Aim of the exercise ->
All the data should be repeated exactly. Any image in it is left out.

***** Provided entries

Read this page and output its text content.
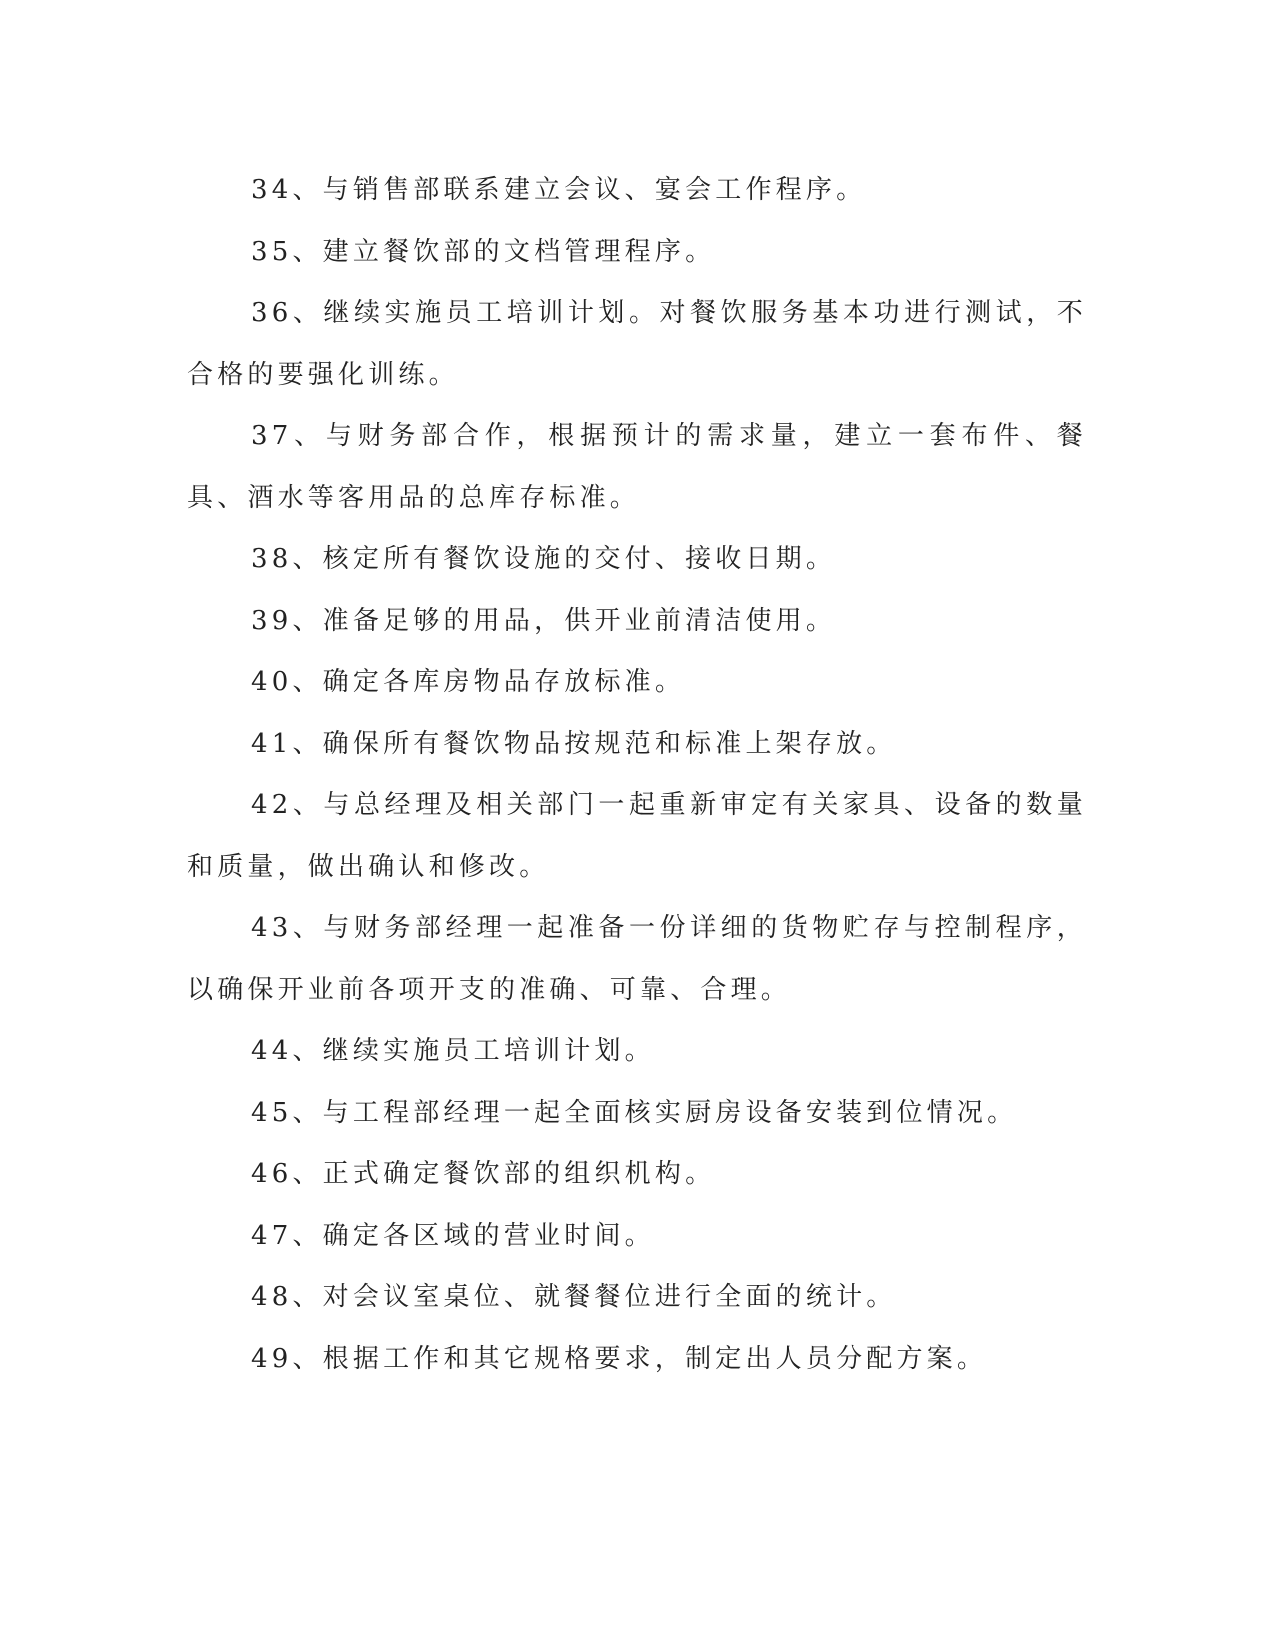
34、与销售部联系建立会议、宴会工作程序。

35、建立餐饮部的文档管理程序。

36、继续实施员工培训计划。对餐饮服务基本功进行测试，不合格的要强化训练。

37、与财务部合作，根据预计的需求量，建立一套布件、餐具、酒水等客用品的总库存标准。

38、核定所有餐饮设施的交付、接收日期。

39、准备足够的用品，供开业前清洁使用。

40、确定各库房物品存放标准。

41、确保所有餐饮物品按规范和标准上架存放。

42、与总经理及相关部门一起重新审定有关家具、设备的数量和质量，做出确认和修改。

43、与财务部经理一起准备一份详细的货物贮存与控制程序，以确保开业前各项开支的准确、可靠、合理。

44、继续实施员工培训计划。

45、与工程部经理一起全面核实厨房设备安装到位情况。

46、正式确定餐饮部的组织机构。

47、确定各区域的营业时间。

48、对会议室桌位、就餐餐位进行全面的统计。

49、根据工作和其它规格要求，制定出人员分配方案。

**********

Written response ->
Read this page and output its text content.
34、与销售部联系建立会议、宴会工作程序。

35、建立餐饮部的文档管理程序。

36、继续实施员工培训计划。对餐饮服务基本功进行测试，不合格的要强化训练。

37、与财务部合作，根据预计的需求量，建立一套布件、餐具、酒水等客用品的总库存标准。

38、核定所有餐饮设施的交付、接收日期。

39、准备足够的用品，供开业前清洁使用。

40、确定各库房物品存放标准。

41、确保所有餐饮物品按规范和标准上架存放。

42、与总经理及相关部门一起重新审定有关家具、设备的数量和质量，做出确认和修改。

43、与财务部经理一起准备一份详细的货物贮存与控制程序，以确保开业前各项开支的准确、可靠、合理。

44、继续实施员工培训计划。

45、与工程部经理一起全面核实厨房设备安装到位情况。

46、正式确定餐饮部的组织机构。

47、确定各区域的营业时间。

48、对会议室桌位、就餐餐位进行全面的统计。

49、根据工作和其它规格要求，制定出人员分配方案。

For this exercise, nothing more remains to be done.